Stored entries ::
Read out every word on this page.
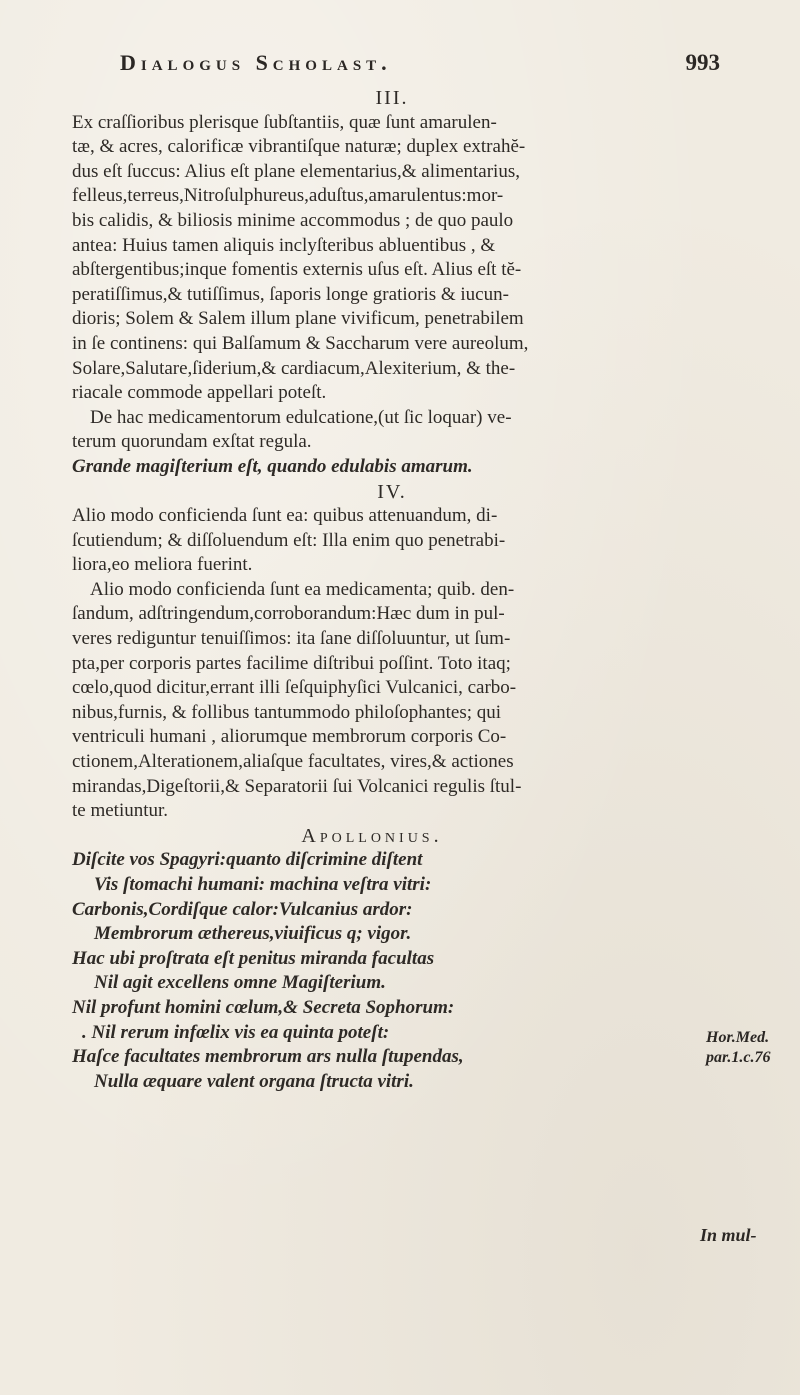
Dialogus Scholast.	993
III.
Ex craſſioribus plerisque ſubſtantiis, quæ ſunt amarulen-
tæ, & acres, calorificæ vibrantiſque naturæ; duplex extrahĕ-
dus eſt ſuccus: Alius eſt plane elementarius,& alimentarius,
felleus,terreus,Nitroſulphureus,aduſtus,amarulentus:mor-
bis calidis, & biliosis minime accommodus ; de quo paulo
antea: Huius tamen aliquis inclyſteribus abluentibus , &
abſtergentibus;inque fomentis externis uſus eſt. Alius eſt tĕ-
peratiſſimus,& tutiſſimus, ſaporis longe gratioris & iucun-
dioris; Solem & Salem illum plane vivificum, penetrabilem
in ſe continens: qui Balſamum & Saccharum vere aureolum,
Solare,Salutare,ſiderium,& cardiacum,Alexiterium, & the-
riacale commode appellari poteſt.
De hac medicamentorum edulcatione,(ut ſic loquar) ve-
terum quorundam exſtat regula.
Grande magiſterium eſt, quando edulabis amarum.
IV.
Alio modo conficienda ſunt ea: quibus attenuandum, di-
ſcutiendum; & diſſoluendum eſt: Illa enim quo penetrabi-
liora,eo meliora fuerint.
Alio modo conficienda ſunt ea medicamenta; quib. den-
ſandum, adſtringendum,corroborandum:Hæc dum in pul-
veres rediguntur tenuiſſimos: ita ſane diſſoluuntur, ut ſum-
pta,per corporis partes facilime diſtribui poſſint. Toto itaq;
cœlo,quod dicitur,errant illi ſeſquiphyſici Vulcanici, carbo-
nibus,furnis, & follibus tantummodo philoſophantes; qui
ventriculi humani , aliorumque membrorum corporis Co-
ctionem,Alterationem,aliaſque facultates, vires,& actiones
mirandas,Digeſtorii,& Separatorii ſui Volcanici regulis ſtul-
te metiuntur.
Apollonius.
Diſcite vos Spagyri:quanto diſcrimine diſtent
Vis ſtomachi humani: machina veſtra vitri:
Carbonis,Cordiſque calor:Vulcanius ardor:
Membrorum æthereus,viuificus q; vigor.
Hac ubi proſtrata eſt penitus miranda facultas
Nil agit excellens omne Magiſterium.
Nil profunt homini cœlum,& Secreta Sophorum:
. Nil rerum infœlix vis ea quinta poteſt:
Haſce facultates membrorum ars nulla ſtupendas,
Nulla æquare valent organa ſtructa vitri.
Hor.Med.
par.1.c.76
In mul-
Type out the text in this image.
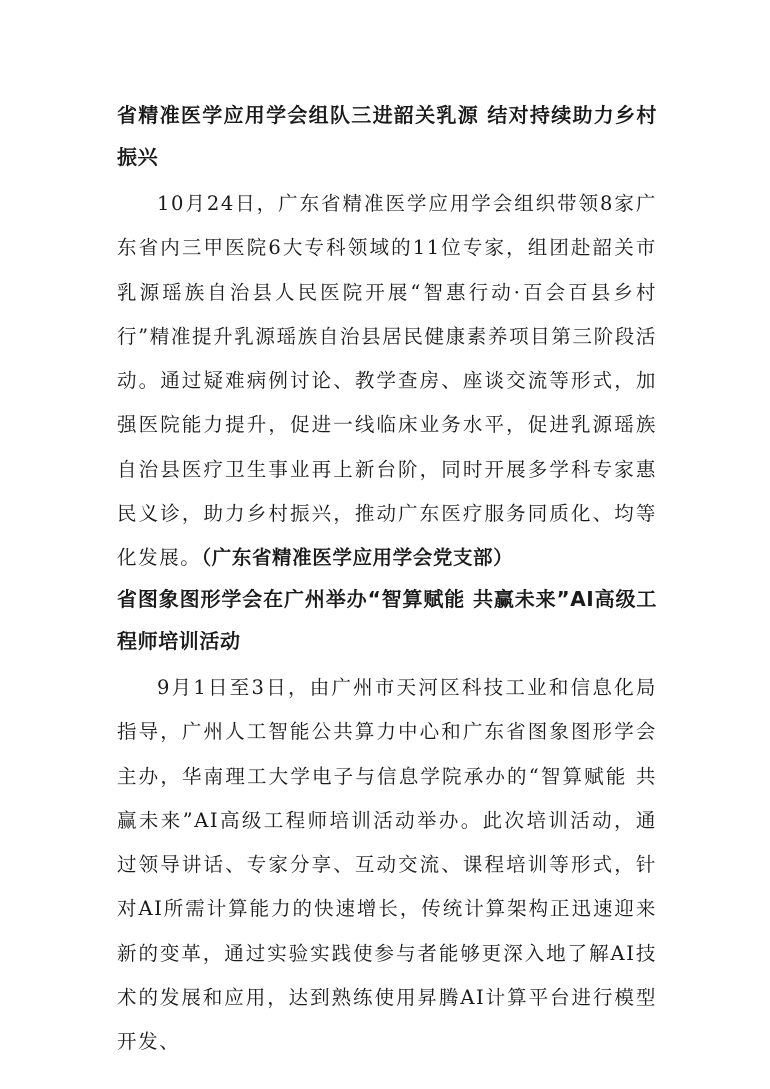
省精准医学应用学会组队三进韶关乳源 结对持续助力乡村振兴

10月24日，广东省精准医学应用学会组织带领8家广东省内三甲医院6大专科领域的11位专家，组团赴韶关市乳源瑶族自治县人民医院开展“智惠行动·百会百县乡村行”精准提升乳源瑶族自治县居民健康素养项目第三阶段活动。通过疑难病例讨论、教学查房、座谈交流等形式，加强医院能力提升，促进一线临床业务水平，促进乳源瑶族自治县医疗卫生事业再上新台阶，同时开展多学科专家惠民义诊，助力乡村振兴，推动广东医疗服务同质化、均等化发展。（广东省精准医学应用学会党支部）

省图象图形学会在广州举办“智算赋能 共赢未来”AI高级工程师培训活动

9月1日至3日，由广州市天河区科技工业和信息化局指导，广州人工智能公共算力中心和广东省图象图形学会主办，华南理工大学电子与信息学院承办的“智算赋能 共赢未来”AI高级工程师培训活动举办。此次培训活动，通过领导讲话、专家分享、互动交流、课程培训等形式，针对AI所需计算能力的快速增长，传统计算架构正迅速迎来新的变革，通过实验实践使参与者能够更深入地了解AI技术的发展和应用，达到熟练使用昇腾AI计算平台进行模型开发、
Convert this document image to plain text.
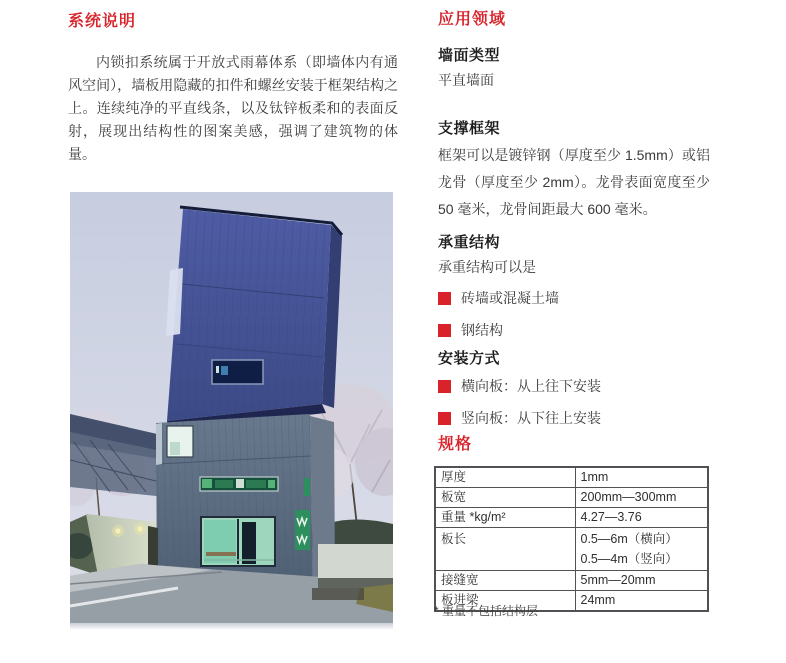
系统说明
内锁扣系统属于开放式雨幕体系（即墙体内有通风空间），墙板用隐藏的扣件和螺丝安装于框架结构之上。连续纯净的平直线条，以及钛锌板柔和的表面反射，展现出结构性的图案美感，强调了建筑物的体量。
应用领域
墙面类型
平直墙面
支撑框架
框架可以是镀锌钢（厚度至少 1.5mm）或铝龙骨（厚度至少 2mm）。龙骨表面宽度至少 50 毫米，龙骨间距最大 600 毫米。
承重结构
承重结构可以是
砖墙或混凝土墙
钢结构
安装方式
横向板：从上往下安装
竖向板：从下往上安装
规格
厚度	1mm
板宽	200mm—300mm
重量 *kg/m²	4.27—3.76
板长	0.5—6m（横向）
0.5—4m（竖向）

接缝宽	5mm—20mm
板进梁	24mm
* 重量不包括结构层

TASK OBJECTIVE :: Print all of the records shown above exactly, leaving out each picture.

THE COMPLETED TASK ::
Read out every word on this page.
Dialogus Scholast.	993
III.
Ex craſſioribus plerisque ſubſtantiis, quæ ſunt amarulen-
tæ, & acres, calorificæ vibrantiſque naturæ; duplex extrahĕ-
dus eſt ſuccus: Alius eſt plane elementarius,& alimentarius,
felleus,terreus,Nitroſulphureus,aduſtus,amarulentus:mor-
bis calidis, & biliosis minime accommodus ; de quo paulo
antea: Huius tamen aliquis inclyſteribus abluentibus , &
abſtergentibus;inque fomentis externis uſus eſt. Alius eſt tĕ-
peratiſſimus,& tutiſſimus, ſaporis longe gratioris & iucun-
dioris; Solem & Salem illum plane vivificum, penetrabilem
in ſe continens: qui Balſamum & Saccharum vere aureolum,
Solare,Salutare,ſiderium,& cardiacum,Alexiterium, & the-
riacale commode appellari poteſt.
De hac medicamentorum edulcatione,(ut ſic loquar) ve-
terum quorundam exſtat regula.
Grande magiſterium eſt, quando edulabis amarum.
IV.
Alio modo conficienda ſunt ea: quibus attenuandum, di-
ſcutiendum; & diſſoluendum eſt: Illa enim quo penetrabi-
liora,eo meliora fuerint.
Alio modo conficienda ſunt ea medicamenta; quib. den-
ſandum, adſtringendum,corroborandum:Hæc dum in pul-
veres rediguntur tenuiſſimos: ita ſane diſſoluuntur, ut ſum-
pta,per corporis partes facilime diſtribui poſſint. Toto itaq;
cœlo,quod dicitur,errant illi ſeſquiphyſici Vulcanici, carbo-
nibus,furnis, & follibus tantummodo philoſophantes; qui
ventriculi humani , aliorumque membrorum corporis Co-
ctionem,Alterationem,aliaſque facultates, vires,& actiones
mirandas,Digeſtorii,& Separatorii ſui Volcanici regulis ſtul-
te metiuntur.
Apollonius.
Diſcite vos Spagyri:quanto diſcrimine diſtent
Vis ſtomachi humani: machina veſtra vitri:
Carbonis,Cordiſque calor:Vulcanius ardor:
Membrorum æthereus,viuificus q; vigor.
Hac ubi proſtrata eſt penitus miranda facultas
Nil agit excellens omne Magiſterium.
Nil profunt homini cœlum,& Secreta Sophorum:
. Nil rerum infœlix vis ea quinta poteſt:
Haſce facultates membrorum ars nulla ſtupendas,
Nulla æquare valent organa ſtructa vitri.
Hor.Med.
par.1.c.76
In mul-
Type out the text in this image.
省精准医学应用学会组队三进韶关乳源 结对持续助力乡村振兴

10月24日，广东省精准医学应用学会组织带领8家广东省内三甲医院6大专科领域的11位专家，组团赴韶关市乳源瑶族自治县人民医院开展“智惠行动·百会百县乡村行”精准提升乳源瑶族自治县居民健康素养项目第三阶段活动。通过疑难病例讨论、教学查房、座谈交流等形式，加强医院能力提升，促进一线临床业务水平，促进乳源瑶族自治县医疗卫生事业再上新台阶，同时开展多学科专家惠民义诊，助力乡村振兴，推动广东医疗服务同质化、均等化发展。（广东省精准医学应用学会党支部）

省图象图形学会在广州举办“智算赋能 共赢未来”AI高级工程师培训活动

9月1日至3日，由广州市天河区科技工业和信息化局指导，广州人工智能公共算力中心和广东省图象图形学会主办，华南理工大学电子与信息学院承办的“智算赋能 共赢未来”AI高级工程师培训活动举办。此次培训活动，通过领导讲话、专家分享、互动交流、课程培训等形式，针对AI所需计算能力的快速增长，传统计算架构正迅速迎来新的变革，通过实验实践使参与者能够更深入地了解AI技术的发展和应用，达到熟练使用昇腾AI计算平台进行模型开发、
Convert this document image to plain text.
系统说明
内锁扣系统属于开放式雨幕体系（即墙体内有通风空间），墙板用隐藏的扣件和螺丝安装于框架结构之上。连续纯净的平直线条，以及钛锌板柔和的表面反射，展现出结构性的图案美感，强调了建筑物的体量。
应用领域
墙面类型
平直墙面
支撑框架
框架可以是镀锌钢（厚度至少 1.5mm）或铝龙骨（厚度至少 2mm）。龙骨表面宽度至少 50 毫米，龙骨间距最大 600 毫米。
承重结构
承重结构可以是
砖墙或混凝土墙
钢结构
安装方式
横向板：从上往下安装
竖向板：从下往上安装
规格
厚度	1mm
板宽	200mm—300mm
重量 *kg/m²	4.27—3.76
板长	0.5—6m（横向）
0.5—4m（竖向）

接缝宽	5mm—20mm
板进梁	24mm
* 重量不包括结构层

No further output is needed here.